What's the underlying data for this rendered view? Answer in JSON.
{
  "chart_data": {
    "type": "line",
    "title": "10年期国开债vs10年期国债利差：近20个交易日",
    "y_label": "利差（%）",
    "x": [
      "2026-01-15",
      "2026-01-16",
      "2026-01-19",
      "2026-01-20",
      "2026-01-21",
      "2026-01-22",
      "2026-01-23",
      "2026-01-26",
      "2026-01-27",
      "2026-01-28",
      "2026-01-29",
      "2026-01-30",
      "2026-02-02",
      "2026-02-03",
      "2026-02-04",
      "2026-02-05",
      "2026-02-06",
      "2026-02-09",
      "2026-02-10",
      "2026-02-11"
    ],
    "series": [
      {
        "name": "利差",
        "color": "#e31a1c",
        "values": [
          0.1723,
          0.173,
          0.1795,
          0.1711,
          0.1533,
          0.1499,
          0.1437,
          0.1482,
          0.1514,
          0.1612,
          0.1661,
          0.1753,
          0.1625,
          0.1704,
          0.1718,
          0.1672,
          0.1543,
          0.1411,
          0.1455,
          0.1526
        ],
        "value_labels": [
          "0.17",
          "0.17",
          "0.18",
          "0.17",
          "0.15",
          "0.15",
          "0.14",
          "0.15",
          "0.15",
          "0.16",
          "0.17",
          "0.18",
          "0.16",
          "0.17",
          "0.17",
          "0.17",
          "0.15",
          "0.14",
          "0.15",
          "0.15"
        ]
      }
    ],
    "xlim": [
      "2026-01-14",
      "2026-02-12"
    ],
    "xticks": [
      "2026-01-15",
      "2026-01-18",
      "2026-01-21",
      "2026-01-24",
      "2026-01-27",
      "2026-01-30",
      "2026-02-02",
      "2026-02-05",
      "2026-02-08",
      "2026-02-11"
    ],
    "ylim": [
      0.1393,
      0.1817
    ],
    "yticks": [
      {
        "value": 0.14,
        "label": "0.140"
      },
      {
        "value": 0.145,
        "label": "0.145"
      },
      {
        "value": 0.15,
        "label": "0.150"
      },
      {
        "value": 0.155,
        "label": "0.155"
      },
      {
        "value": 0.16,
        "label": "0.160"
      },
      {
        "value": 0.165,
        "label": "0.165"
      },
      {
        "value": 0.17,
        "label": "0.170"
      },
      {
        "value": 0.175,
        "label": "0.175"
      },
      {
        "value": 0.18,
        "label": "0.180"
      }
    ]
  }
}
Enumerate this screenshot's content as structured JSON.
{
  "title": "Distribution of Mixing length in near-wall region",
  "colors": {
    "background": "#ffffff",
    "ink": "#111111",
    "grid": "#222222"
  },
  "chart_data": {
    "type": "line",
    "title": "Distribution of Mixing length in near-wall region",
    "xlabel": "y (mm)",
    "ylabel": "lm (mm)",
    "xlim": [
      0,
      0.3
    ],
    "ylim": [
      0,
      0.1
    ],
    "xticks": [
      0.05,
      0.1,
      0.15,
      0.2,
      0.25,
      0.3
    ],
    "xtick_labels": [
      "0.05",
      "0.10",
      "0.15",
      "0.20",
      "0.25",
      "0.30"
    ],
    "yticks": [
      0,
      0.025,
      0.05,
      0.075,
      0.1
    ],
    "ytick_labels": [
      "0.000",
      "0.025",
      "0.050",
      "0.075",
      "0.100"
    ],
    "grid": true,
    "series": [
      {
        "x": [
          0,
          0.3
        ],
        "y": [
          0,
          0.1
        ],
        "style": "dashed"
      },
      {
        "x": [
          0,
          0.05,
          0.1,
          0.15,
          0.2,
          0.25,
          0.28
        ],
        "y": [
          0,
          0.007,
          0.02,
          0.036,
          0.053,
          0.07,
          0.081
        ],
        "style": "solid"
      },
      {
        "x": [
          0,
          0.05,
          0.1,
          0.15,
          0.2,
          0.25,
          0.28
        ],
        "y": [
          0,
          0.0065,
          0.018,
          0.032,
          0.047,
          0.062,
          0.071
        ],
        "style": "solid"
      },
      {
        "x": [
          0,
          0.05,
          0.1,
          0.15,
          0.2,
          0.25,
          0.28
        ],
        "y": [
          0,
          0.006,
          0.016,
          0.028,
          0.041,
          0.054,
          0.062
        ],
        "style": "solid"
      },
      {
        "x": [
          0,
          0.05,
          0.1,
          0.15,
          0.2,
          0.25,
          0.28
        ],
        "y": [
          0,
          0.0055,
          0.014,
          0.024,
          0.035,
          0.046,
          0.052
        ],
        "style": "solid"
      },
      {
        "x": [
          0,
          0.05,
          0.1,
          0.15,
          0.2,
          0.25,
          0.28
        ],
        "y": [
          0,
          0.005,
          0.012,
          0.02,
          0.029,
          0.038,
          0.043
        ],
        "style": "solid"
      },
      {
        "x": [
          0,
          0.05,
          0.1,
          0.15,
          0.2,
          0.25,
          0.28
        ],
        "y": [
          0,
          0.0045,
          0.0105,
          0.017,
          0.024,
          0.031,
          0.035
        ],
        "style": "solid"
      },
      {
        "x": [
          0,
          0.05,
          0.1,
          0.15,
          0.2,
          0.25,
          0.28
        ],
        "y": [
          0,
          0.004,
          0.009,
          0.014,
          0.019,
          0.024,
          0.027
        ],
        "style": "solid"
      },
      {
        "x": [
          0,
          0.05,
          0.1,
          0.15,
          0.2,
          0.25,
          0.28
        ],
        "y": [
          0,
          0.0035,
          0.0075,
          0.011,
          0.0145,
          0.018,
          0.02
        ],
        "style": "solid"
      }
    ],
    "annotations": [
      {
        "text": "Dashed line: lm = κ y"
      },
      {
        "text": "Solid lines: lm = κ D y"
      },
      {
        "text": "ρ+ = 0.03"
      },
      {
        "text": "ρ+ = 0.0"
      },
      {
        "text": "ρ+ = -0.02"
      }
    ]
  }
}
=====
■ WORK TO COMPLETE ■
Repeat the data above exactly.

■ TASK SOLUTION ■
What's the underlying data for this rendered view? Answer in JSON.
{
  "chart_data": {
    "type": "line",
    "title": "10年期国开债vs10年期国债利差：近20个交易日",
    "y_label": "利差（%）",
    "x": [
      "2026-01-15",
      "2026-01-16",
      "2026-01-19",
      "2026-01-20",
      "2026-01-21",
      "2026-01-22",
      "2026-01-23",
      "2026-01-26",
      "2026-01-27",
      "2026-01-28",
      "2026-01-29",
      "2026-01-30",
      "2026-02-02",
      "2026-02-03",
      "2026-02-04",
      "2026-02-05",
      "2026-02-06",
      "2026-02-09",
      "2026-02-10",
      "2026-02-11"
    ],
    "series": [
      {
        "name": "利差",
        "color": "#e31a1c",
        "values": [
          0.1723,
          0.173,
          0.1795,
          0.1711,
          0.1533,
          0.1499,
          0.1437,
          0.1482,
          0.1514,
          0.1612,
          0.1661,
          0.1753,
          0.1625,
          0.1704,
          0.1718,
          0.1672,
          0.1543,
          0.1411,
          0.1455,
          0.1526
        ],
        "value_labels": [
          "0.17",
          "0.17",
          "0.18",
          "0.17",
          "0.15",
          "0.15",
          "0.14",
          "0.15",
          "0.15",
          "0.16",
          "0.17",
          "0.18",
          "0.16",
          "0.17",
          "0.17",
          "0.17",
          "0.15",
          "0.14",
          "0.15",
          "0.15"
        ]
      }
    ],
    "xlim": [
      "2026-01-14",
      "2026-02-12"
    ],
    "xticks": [
      "2026-01-15",
      "2026-01-18",
      "2026-01-21",
      "2026-01-24",
      "2026-01-27",
      "2026-01-30",
      "2026-02-02",
      "2026-02-05",
      "2026-02-08",
      "2026-02-11"
    ],
    "ylim": [
      0.1393,
      0.1817
    ],
    "yticks": [
      {
        "value": 0.14,
        "label": "0.140"
      },
      {
        "value": 0.145,
        "label": "0.145"
      },
      {
        "value": 0.15,
        "label": "0.150"
      },
      {
        "value": 0.155,
        "label": "0.155"
      },
      {
        "value": 0.16,
        "label": "0.160"
      },
      {
        "value": 0.165,
        "label": "0.165"
      },
      {
        "value": 0.17,
        "label": "0.170"
      },
      {
        "value": 0.175,
        "label": "0.175"
      },
      {
        "value": 0.18,
        "label": "0.180"
      }
    ]
  }
}
Enumerate this screenshot's content as structured JSON.
{
  "title": "Distribution of Mixing length in near-wall region",
  "colors": {
    "background": "#ffffff",
    "ink": "#111111",
    "grid": "#222222"
  },
  "chart_data": {
    "type": "line",
    "title": "Distribution of Mixing length in near-wall region",
    "xlabel": "y (mm)",
    "ylabel": "lm (mm)",
    "xlim": [
      0,
      0.3
    ],
    "ylim": [
      0,
      0.1
    ],
    "xticks": [
      0.05,
      0.1,
      0.15,
      0.2,
      0.25,
      0.3
    ],
    "xtick_labels": [
      "0.05",
      "0.10",
      "0.15",
      "0.20",
      "0.25",
      "0.30"
    ],
    "yticks": [
      0,
      0.025,
      0.05,
      0.075,
      0.1
    ],
    "ytick_labels": [
      "0.000",
      "0.025",
      "0.050",
      "0.075",
      "0.100"
    ],
    "grid": true,
    "series": [
      {
        "x": [
          0,
          0.3
        ],
        "y": [
          0,
          0.1
        ],
        "style": "dashed"
      },
      {
        "x": [
          0,
          0.05,
          0.1,
          0.15,
          0.2,
          0.25,
          0.28
        ],
        "y": [
          0,
          0.007,
          0.02,
          0.036,
          0.053,
          0.07,
          0.081
        ],
        "style": "solid"
      },
      {
        "x": [
          0,
          0.05,
          0.1,
          0.15,
          0.2,
          0.25,
          0.28
        ],
        "y": [
          0,
          0.0065,
          0.018,
          0.032,
          0.047,
          0.062,
          0.071
        ],
        "style": "solid"
      },
      {
        "x": [
          0,
          0.05,
          0.1,
          0.15,
          0.2,
          0.25,
          0.28
        ],
        "y": [
          0,
          0.006,
          0.016,
          0.028,
          0.041,
          0.054,
          0.062
        ],
        "style": "solid"
      },
      {
        "x": [
          0,
          0.05,
          0.1,
          0.15,
          0.2,
          0.25,
          0.28
        ],
        "y": [
          0,
          0.0055,
          0.014,
          0.024,
          0.035,
          0.046,
          0.052
        ],
        "style": "solid"
      },
      {
        "x": [
          0,
          0.05,
          0.1,
          0.15,
          0.2,
          0.25,
          0.28
        ],
        "y": [
          0,
          0.005,
          0.012,
          0.02,
          0.029,
          0.038,
          0.043
        ],
        "style": "solid"
      },
      {
        "x": [
          0,
          0.05,
          0.1,
          0.15,
          0.2,
          0.25,
          0.28
        ],
        "y": [
          0,
          0.0045,
          0.0105,
          0.017,
          0.024,
          0.031,
          0.035
        ],
        "style": "solid"
      },
      {
        "x": [
          0,
          0.05,
          0.1,
          0.15,
          0.2,
          0.25,
          0.28
        ],
        "y": [
          0,
          0.004,
          0.009,
          0.014,
          0.019,
          0.024,
          0.027
        ],
        "style": "solid"
      },
      {
        "x": [
          0,
          0.05,
          0.1,
          0.15,
          0.2,
          0.25,
          0.28
        ],
        "y": [
          0,
          0.0035,
          0.0075,
          0.011,
          0.0145,
          0.018,
          0.02
        ],
        "style": "solid"
      }
    ],
    "annotations": [
      {
        "text": "Dashed line: lm = κ y"
      },
      {
        "text": "Solid lines: lm = κ D y"
      },
      {
        "text": "ρ+ = 0.03"
      },
      {
        "text": "ρ+ = 0.0"
      },
      {
        "text": "ρ+ = -0.02"
      }
    ]
  }
}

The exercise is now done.